____ RECORDS FOR THE EXERCISE
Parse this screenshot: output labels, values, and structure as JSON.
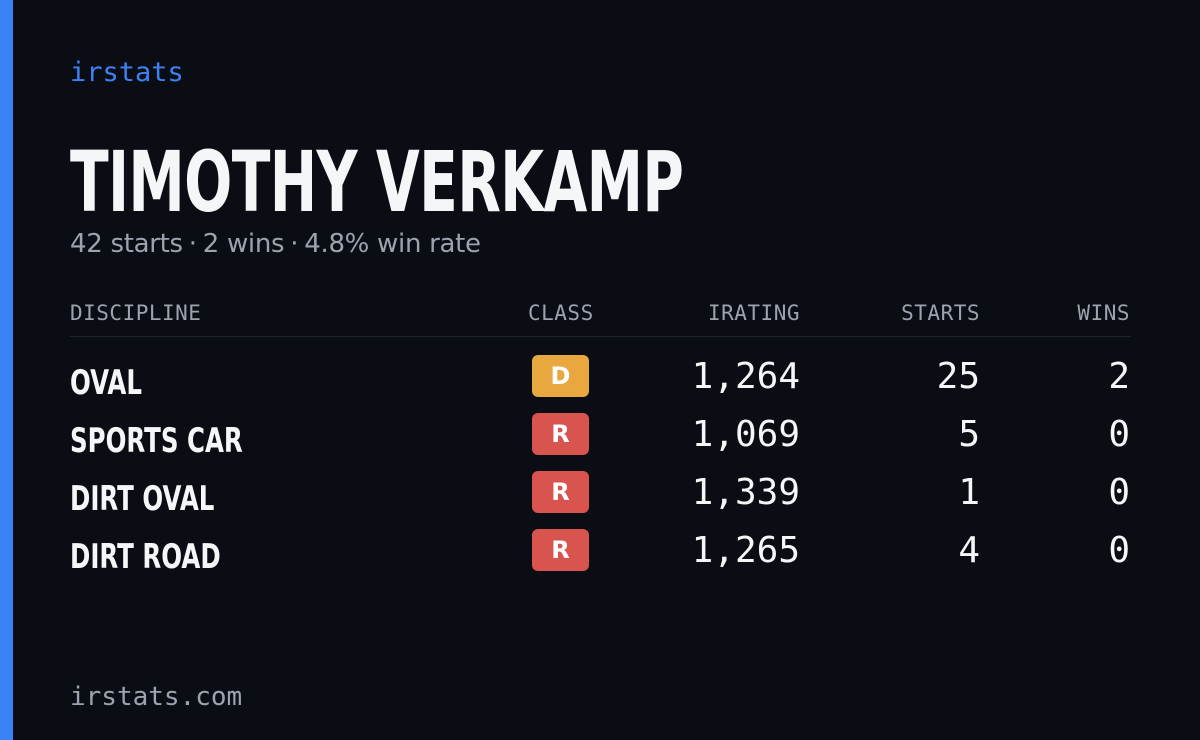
{
  "brand": "irstats",
  "player": {
    "name": "TIMOTHY VERKAMP",
    "starts": "42 starts",
    "wins": "2 wins",
    "win_rate": "4.8% win rate",
    "separator": "·"
  },
  "table": {
    "headers": {
      "discipline": "DISCIPLINE",
      "class": "CLASS",
      "irating": "IRATING",
      "starts": "STARTS",
      "wins": "WINS"
    },
    "rows": [
      {
        "discipline": "OVAL",
        "class": "D",
        "class_color": "#e8a73f",
        "irating": "1,264",
        "starts": "25",
        "wins": "2"
      },
      {
        "discipline": "SPORTS CAR",
        "class": "R",
        "class_color": "#d9534f",
        "irating": "1,069",
        "starts": "5",
        "wins": "0"
      },
      {
        "discipline": "DIRT OVAL",
        "class": "R",
        "class_color": "#d9534f",
        "irating": "1,339",
        "starts": "1",
        "wins": "0"
      },
      {
        "discipline": "DIRT ROAD",
        "class": "R",
        "class_color": "#d9534f",
        "irating": "1,265",
        "starts": "4",
        "wins": "0"
      }
    ]
  },
  "footer": {
    "url": "irstats.com"
  },
  "colors": {
    "accent": "#3b82f6",
    "background": "#0a0d14",
    "muted_text": "#9ca3af",
    "class_d": "#e8a73f",
    "class_r": "#d9534f"
  }
}
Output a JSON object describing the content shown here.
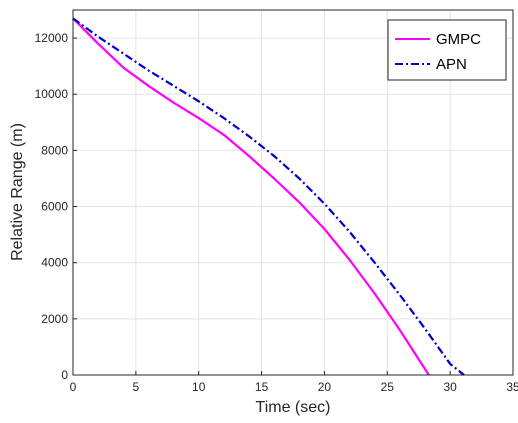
{
  "chart_data": {
    "type": "line",
    "title": "",
    "xlabel": "Time (sec)",
    "ylabel": "Relative Range (m)",
    "xlim": [
      0,
      35
    ],
    "ylim": [
      0,
      13000
    ],
    "xticks": [
      0,
      5,
      10,
      15,
      20,
      25,
      30,
      35
    ],
    "yticks": [
      0,
      2000,
      4000,
      6000,
      8000,
      10000,
      12000
    ],
    "grid": true,
    "legend_position": "top-right",
    "series": [
      {
        "name": "GMPC",
        "color": "#ff00ff",
        "line_style": "solid",
        "x": [
          0,
          2,
          4,
          6,
          8,
          10,
          12,
          14,
          16,
          18,
          20,
          22,
          24,
          26,
          28.3
        ],
        "y": [
          12700,
          11800,
          10950,
          10300,
          9700,
          9150,
          8550,
          7800,
          7000,
          6150,
          5200,
          4100,
          2900,
          1600,
          0
        ]
      },
      {
        "name": "APN",
        "color": "#0000cc",
        "line_style": "dashdot",
        "x": [
          0,
          2,
          4,
          6,
          8,
          10,
          12,
          14,
          16,
          18,
          20,
          22,
          24,
          26,
          28,
          30,
          31.1
        ],
        "y": [
          12700,
          12050,
          11450,
          10850,
          10300,
          9750,
          9150,
          8500,
          7800,
          7000,
          6100,
          5100,
          4000,
          2850,
          1650,
          400,
          0
        ]
      }
    ]
  }
}
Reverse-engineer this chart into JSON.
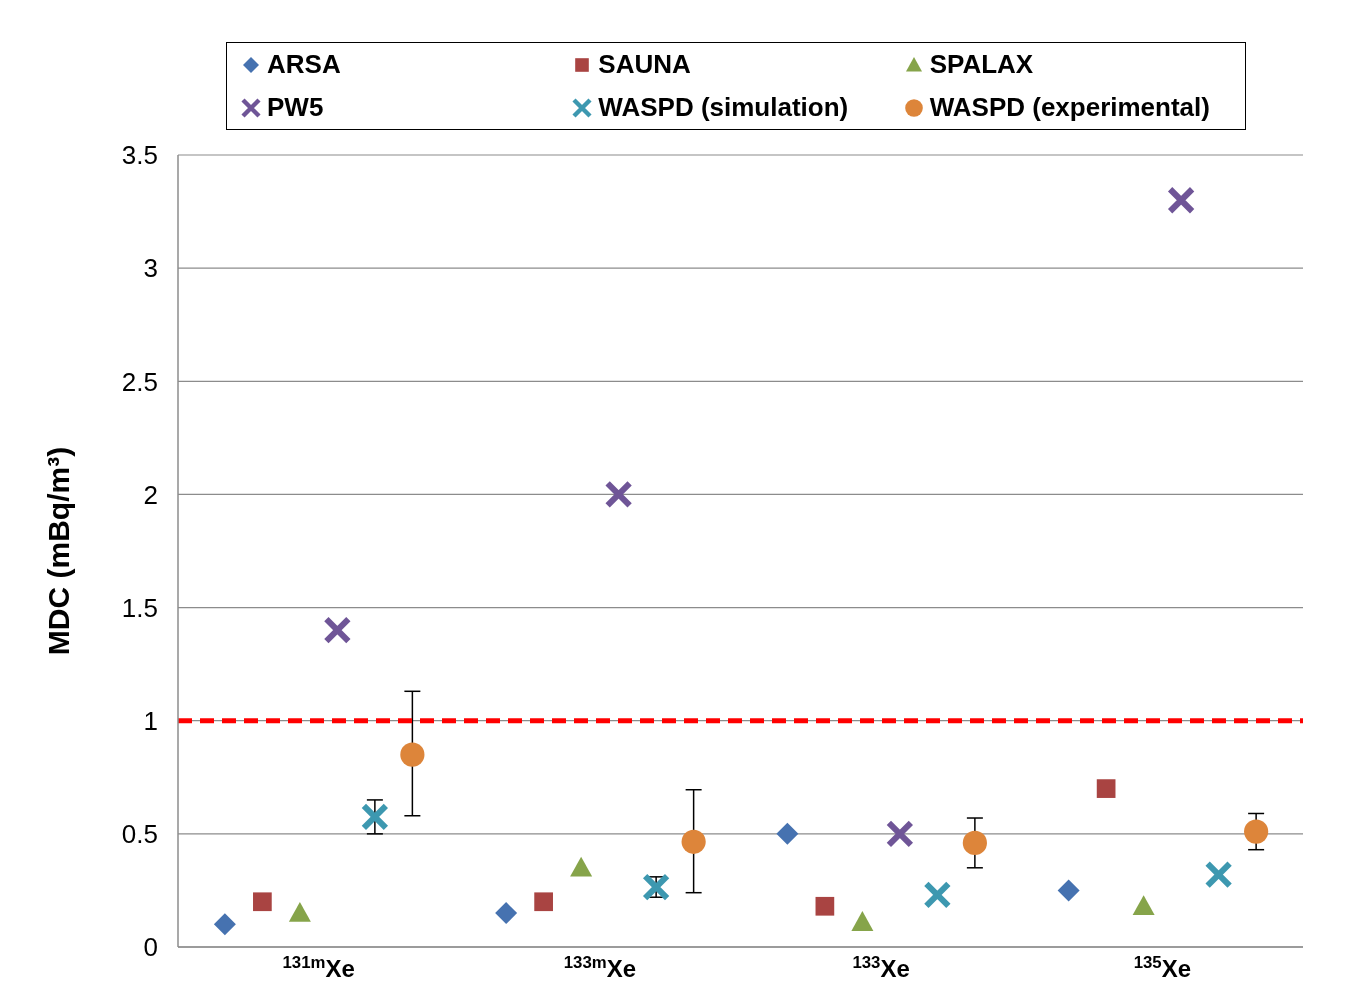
{
  "chart_data": {
    "type": "scatter",
    "ylabel": "MDC (mBq/m³)",
    "categories": [
      "$^{131m}$Xe",
      "$^{133m}$Xe",
      "$^{133}$Xe",
      "$^{135}$Xe"
    ],
    "series": [
      {
        "name": "ARSA",
        "color": "#4672b0",
        "marker": "diamond",
        "values": [
          0.1,
          0.15,
          0.5,
          0.25
        ]
      },
      {
        "name": "SAUNA",
        "color": "#a94442",
        "marker": "square",
        "values": [
          0.2,
          0.2,
          0.18,
          0.7
        ]
      },
      {
        "name": "SPALAX",
        "color": "#86a44a",
        "marker": "triangle",
        "values": [
          0.15,
          0.35,
          0.11,
          0.18
        ]
      },
      {
        "name": "PW5",
        "color": "#6f5597",
        "marker": "cross",
        "values": [
          1.4,
          2.0,
          0.5,
          3.3
        ]
      },
      {
        "name": "WASPD (simulation)",
        "color": "#3d98b0",
        "marker": "cross",
        "values": [
          0.575,
          0.265,
          0.23,
          0.32
        ],
        "errors": [
          [
            0.5,
            0.65
          ],
          [
            0.22,
            0.31
          ],
          null,
          null
        ]
      },
      {
        "name": "WASPD (experimental)",
        "color": "#dd853a",
        "marker": "circle",
        "values": [
          0.85,
          0.465,
          0.46,
          0.51
        ],
        "errors": [
          [
            0.58,
            1.13
          ],
          [
            0.24,
            0.695
          ],
          [
            0.35,
            0.57
          ],
          [
            0.43,
            0.59
          ]
        ]
      }
    ],
    "ylim": [
      0,
      3.5
    ],
    "yticks": [
      0,
      0.5,
      1,
      1.5,
      2,
      2.5,
      3,
      3.5
    ],
    "grid": "y",
    "legend": "top",
    "ref_lines": [
      {
        "axis": "y",
        "value": 1,
        "color": "#ff0000",
        "line_style": "dashed"
      }
    ]
  }
}
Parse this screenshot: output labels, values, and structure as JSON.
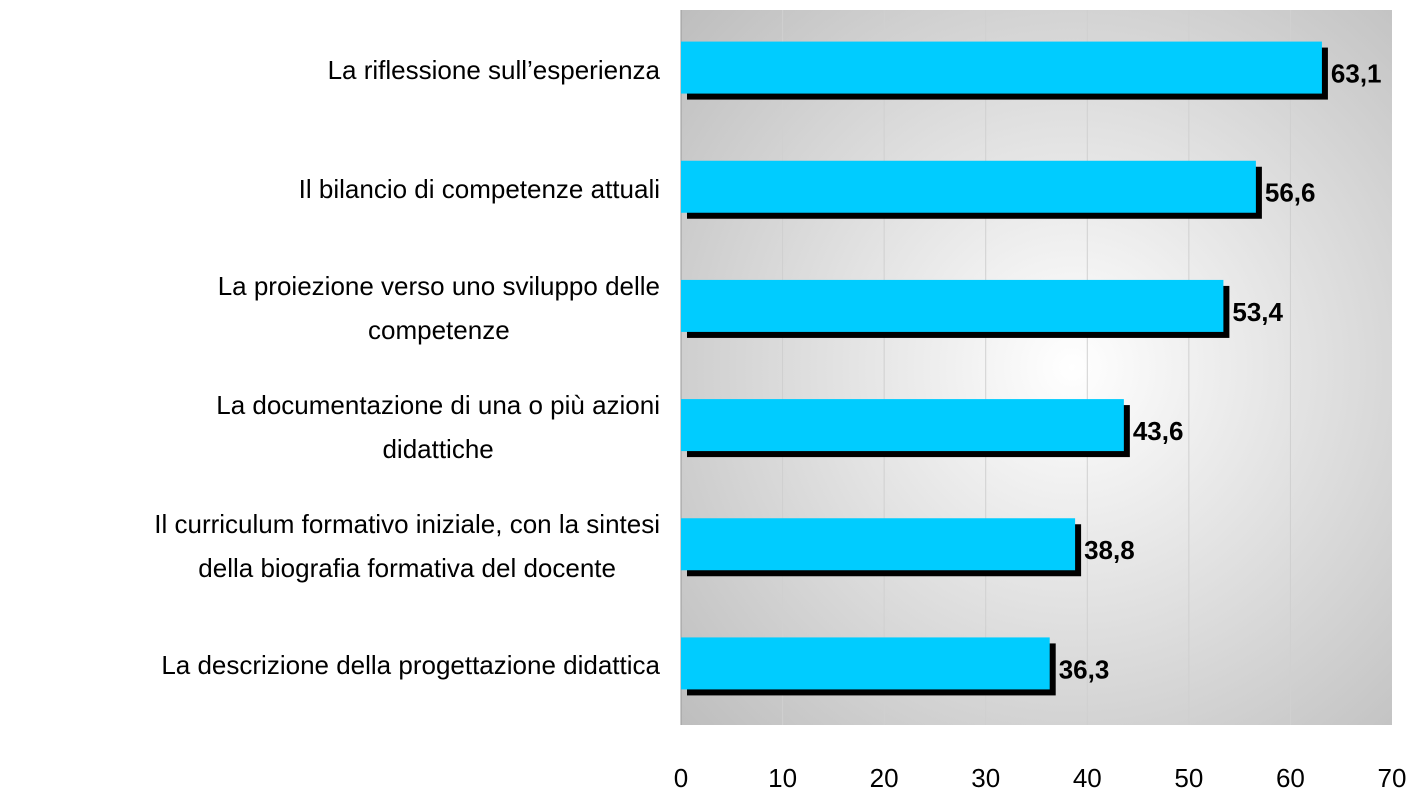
{
  "chart_data": {
    "type": "barh",
    "categories": [
      "La riflessione sull’esperienza",
      "Il bilancio di competenze attuali",
      "La proiezione verso uno sviluppo delle\ncompetenze",
      "La documentazione di una o più azioni\ndidattiche",
      "Il curriculum formativo iniziale, con la sintesi\ndella biografia formativa del docente",
      "La descrizione della progettazione didattica"
    ],
    "values": [
      63.1,
      56.6,
      53.4,
      43.6,
      38.8,
      36.3
    ],
    "value_labels": [
      "63,1",
      "56,6",
      "53,4",
      "43,6",
      "38,8",
      "36,3"
    ],
    "color": "#00ccff",
    "shadow_color": "#000000",
    "xlim": [
      0,
      70
    ],
    "xticks": [
      0,
      10,
      20,
      30,
      40,
      50,
      60,
      70
    ],
    "grid": true
  }
}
________
GOAL:
Search the lines above for the string "marker", then show every one that has it.

EXERCISE RESULT:
        "marker": "diamond",
        "marker": "square",
        "marker": "triangle",
        "marker": "cross",
        "marker": "cross",
        "marker": "circle",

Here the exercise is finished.